WHAT TO PRODUCE:
Check every line below for the word "return" and copy each one that has it.

------------------------------------------------------------------------

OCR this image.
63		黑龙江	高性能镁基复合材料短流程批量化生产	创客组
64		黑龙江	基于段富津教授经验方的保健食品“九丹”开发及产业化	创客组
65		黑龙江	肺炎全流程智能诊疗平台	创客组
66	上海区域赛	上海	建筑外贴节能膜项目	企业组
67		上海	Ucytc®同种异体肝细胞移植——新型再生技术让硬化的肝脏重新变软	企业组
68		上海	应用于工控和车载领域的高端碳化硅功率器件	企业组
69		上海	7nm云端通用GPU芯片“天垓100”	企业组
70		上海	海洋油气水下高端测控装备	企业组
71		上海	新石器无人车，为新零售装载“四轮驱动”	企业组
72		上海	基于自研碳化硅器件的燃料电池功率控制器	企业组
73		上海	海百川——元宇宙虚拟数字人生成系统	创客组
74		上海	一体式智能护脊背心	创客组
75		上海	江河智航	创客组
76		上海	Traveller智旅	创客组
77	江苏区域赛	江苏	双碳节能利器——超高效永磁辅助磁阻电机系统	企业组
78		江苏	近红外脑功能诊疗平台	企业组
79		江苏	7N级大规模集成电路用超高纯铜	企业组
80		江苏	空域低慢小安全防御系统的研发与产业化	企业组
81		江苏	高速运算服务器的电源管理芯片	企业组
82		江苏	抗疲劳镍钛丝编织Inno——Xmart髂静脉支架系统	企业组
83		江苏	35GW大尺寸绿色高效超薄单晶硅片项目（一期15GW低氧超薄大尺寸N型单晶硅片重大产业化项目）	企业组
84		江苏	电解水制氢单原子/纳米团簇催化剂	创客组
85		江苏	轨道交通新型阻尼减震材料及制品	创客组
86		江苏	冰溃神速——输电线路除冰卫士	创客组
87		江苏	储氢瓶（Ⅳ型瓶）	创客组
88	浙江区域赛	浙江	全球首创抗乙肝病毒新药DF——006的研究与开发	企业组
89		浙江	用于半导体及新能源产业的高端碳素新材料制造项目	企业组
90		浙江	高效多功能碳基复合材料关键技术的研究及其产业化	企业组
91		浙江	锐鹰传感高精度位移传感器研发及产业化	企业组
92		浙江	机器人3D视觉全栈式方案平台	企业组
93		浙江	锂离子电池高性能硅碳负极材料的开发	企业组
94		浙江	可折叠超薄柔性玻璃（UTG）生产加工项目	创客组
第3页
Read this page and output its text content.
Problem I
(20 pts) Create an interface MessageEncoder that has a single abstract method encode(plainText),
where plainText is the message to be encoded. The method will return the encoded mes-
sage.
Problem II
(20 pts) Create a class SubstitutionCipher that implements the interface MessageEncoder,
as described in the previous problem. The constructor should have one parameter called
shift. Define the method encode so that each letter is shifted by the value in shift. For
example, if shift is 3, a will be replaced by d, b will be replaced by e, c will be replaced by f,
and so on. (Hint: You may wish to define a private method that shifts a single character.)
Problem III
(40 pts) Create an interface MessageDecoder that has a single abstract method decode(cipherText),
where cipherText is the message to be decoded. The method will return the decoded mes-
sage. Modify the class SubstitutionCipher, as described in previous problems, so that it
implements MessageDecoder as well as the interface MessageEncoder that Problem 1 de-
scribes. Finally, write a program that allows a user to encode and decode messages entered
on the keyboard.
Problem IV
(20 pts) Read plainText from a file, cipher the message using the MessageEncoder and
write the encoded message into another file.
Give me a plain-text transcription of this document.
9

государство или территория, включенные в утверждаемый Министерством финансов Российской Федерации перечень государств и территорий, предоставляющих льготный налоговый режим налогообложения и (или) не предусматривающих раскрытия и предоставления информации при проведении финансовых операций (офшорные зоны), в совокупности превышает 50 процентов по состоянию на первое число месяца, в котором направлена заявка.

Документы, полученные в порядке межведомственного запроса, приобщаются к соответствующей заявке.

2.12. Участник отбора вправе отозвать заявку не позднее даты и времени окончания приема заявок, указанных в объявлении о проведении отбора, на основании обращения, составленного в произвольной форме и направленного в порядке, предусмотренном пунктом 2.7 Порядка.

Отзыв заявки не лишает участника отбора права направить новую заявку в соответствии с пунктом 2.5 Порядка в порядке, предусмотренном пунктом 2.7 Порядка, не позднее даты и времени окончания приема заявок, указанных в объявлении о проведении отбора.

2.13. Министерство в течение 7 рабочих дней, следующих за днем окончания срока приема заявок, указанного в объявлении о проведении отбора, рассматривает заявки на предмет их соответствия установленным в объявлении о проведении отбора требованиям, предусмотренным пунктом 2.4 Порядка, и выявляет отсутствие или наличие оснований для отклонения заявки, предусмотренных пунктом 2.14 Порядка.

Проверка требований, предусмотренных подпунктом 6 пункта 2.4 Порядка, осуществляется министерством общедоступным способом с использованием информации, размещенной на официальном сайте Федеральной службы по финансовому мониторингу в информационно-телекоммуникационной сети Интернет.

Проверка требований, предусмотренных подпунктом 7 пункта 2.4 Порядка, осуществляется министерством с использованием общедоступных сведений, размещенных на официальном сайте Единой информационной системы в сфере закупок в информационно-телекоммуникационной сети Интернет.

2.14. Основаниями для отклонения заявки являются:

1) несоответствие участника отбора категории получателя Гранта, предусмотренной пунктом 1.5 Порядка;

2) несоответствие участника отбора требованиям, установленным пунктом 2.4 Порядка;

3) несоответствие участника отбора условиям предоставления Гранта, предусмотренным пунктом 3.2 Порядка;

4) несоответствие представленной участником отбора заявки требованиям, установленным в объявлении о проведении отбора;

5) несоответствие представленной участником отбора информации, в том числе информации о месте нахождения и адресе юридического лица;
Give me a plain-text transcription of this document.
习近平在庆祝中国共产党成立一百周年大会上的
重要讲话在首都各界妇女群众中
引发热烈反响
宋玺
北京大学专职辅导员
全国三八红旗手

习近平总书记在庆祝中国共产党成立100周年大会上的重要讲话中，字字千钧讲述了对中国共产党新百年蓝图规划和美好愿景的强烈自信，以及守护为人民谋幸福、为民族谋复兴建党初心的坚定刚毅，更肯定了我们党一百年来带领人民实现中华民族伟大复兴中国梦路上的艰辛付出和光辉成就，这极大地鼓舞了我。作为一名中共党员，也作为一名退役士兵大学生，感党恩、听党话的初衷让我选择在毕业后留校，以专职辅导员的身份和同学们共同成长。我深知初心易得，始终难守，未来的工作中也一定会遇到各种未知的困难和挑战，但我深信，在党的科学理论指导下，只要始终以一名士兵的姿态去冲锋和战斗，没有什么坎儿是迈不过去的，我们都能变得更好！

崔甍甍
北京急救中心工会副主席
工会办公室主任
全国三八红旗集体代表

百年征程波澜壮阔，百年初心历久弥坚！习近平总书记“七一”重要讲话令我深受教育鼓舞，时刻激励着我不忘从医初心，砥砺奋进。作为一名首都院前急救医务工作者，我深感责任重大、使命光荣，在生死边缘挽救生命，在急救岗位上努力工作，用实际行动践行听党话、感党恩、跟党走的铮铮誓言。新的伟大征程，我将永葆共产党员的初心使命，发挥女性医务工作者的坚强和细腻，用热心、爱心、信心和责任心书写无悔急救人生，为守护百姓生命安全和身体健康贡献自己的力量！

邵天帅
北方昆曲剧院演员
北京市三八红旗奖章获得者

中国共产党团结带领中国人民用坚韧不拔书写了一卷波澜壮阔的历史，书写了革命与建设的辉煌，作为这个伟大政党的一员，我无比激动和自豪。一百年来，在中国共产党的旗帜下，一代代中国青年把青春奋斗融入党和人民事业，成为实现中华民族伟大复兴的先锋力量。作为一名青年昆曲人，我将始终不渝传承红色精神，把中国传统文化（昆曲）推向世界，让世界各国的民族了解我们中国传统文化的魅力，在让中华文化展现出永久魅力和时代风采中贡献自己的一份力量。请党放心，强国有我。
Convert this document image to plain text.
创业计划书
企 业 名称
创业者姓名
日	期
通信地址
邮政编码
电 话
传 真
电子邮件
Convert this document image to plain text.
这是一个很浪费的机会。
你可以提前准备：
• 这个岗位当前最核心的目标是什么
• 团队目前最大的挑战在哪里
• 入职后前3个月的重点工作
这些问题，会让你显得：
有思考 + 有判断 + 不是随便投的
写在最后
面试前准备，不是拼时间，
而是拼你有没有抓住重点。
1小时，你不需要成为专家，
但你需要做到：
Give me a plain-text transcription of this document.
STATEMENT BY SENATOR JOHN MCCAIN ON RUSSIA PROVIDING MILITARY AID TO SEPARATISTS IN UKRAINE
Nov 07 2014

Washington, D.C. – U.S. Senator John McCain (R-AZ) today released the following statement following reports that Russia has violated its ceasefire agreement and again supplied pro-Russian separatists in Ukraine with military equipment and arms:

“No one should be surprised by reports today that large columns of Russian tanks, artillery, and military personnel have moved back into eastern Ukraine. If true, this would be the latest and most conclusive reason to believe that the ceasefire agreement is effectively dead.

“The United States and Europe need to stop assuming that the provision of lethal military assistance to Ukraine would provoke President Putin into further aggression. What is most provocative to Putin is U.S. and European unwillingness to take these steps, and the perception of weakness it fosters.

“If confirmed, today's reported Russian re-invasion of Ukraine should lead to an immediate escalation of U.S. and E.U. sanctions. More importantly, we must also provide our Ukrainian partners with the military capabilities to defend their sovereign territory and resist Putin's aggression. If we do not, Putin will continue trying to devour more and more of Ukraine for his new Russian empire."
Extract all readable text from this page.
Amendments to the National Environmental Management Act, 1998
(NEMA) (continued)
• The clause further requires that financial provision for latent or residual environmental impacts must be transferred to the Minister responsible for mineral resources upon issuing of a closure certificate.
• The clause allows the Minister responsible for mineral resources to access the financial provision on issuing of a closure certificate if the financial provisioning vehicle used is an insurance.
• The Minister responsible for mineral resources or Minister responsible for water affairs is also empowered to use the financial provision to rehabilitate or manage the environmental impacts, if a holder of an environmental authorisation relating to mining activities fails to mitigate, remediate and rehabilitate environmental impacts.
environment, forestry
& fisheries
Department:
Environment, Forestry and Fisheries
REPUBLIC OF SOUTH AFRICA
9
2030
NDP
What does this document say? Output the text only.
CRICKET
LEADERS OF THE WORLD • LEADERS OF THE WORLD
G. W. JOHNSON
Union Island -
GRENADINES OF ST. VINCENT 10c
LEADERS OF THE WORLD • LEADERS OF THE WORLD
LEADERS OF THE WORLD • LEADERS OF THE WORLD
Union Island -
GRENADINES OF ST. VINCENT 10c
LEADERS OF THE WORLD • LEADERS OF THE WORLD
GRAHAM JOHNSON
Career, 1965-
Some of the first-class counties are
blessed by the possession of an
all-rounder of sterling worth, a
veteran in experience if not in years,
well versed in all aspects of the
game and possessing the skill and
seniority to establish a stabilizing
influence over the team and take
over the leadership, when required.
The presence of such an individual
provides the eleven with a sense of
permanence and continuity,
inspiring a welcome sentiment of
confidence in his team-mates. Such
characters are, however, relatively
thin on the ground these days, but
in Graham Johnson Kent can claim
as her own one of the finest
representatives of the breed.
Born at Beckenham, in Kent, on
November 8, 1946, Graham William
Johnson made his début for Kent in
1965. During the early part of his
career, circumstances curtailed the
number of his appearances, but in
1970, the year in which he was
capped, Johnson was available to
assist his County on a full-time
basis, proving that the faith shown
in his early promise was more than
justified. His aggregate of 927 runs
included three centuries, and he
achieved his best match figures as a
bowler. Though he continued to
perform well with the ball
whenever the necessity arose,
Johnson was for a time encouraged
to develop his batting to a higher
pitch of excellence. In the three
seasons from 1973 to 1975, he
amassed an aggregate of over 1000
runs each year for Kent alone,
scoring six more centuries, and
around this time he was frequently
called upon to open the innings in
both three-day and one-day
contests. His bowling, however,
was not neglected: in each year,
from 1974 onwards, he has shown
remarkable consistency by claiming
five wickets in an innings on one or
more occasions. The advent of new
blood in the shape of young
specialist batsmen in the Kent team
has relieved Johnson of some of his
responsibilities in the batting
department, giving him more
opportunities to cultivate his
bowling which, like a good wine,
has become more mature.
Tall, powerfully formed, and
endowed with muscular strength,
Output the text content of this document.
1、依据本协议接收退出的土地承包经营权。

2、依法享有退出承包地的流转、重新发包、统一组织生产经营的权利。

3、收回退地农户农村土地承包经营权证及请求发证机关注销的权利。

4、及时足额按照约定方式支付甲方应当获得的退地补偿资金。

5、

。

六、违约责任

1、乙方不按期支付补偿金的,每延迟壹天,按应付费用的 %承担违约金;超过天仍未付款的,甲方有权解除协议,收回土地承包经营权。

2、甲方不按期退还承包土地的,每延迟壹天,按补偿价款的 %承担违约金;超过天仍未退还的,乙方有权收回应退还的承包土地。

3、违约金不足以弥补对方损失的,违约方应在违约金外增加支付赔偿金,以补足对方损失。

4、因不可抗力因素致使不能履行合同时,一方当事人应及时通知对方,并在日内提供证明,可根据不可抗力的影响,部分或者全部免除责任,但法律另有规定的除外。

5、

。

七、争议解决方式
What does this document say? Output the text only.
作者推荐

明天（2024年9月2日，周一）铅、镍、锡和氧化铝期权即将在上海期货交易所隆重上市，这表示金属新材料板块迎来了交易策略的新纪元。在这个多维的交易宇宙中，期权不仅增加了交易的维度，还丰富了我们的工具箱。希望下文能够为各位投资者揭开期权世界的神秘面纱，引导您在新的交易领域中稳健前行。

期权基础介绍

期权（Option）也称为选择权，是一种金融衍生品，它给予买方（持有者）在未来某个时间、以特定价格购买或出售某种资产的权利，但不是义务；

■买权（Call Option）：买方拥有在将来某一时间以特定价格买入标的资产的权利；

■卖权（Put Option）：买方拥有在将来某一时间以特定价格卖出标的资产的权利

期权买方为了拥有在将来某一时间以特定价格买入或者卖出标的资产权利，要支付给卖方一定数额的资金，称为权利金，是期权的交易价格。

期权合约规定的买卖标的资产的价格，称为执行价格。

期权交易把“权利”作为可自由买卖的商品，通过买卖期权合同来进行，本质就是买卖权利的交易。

------------------------------------------------------------------------

RESULT OF THE TASK:
where plainText is the message to be encoded. The method will return the encoded mes-
where cipherText is the message to be decoded. The method will return the decoded mes-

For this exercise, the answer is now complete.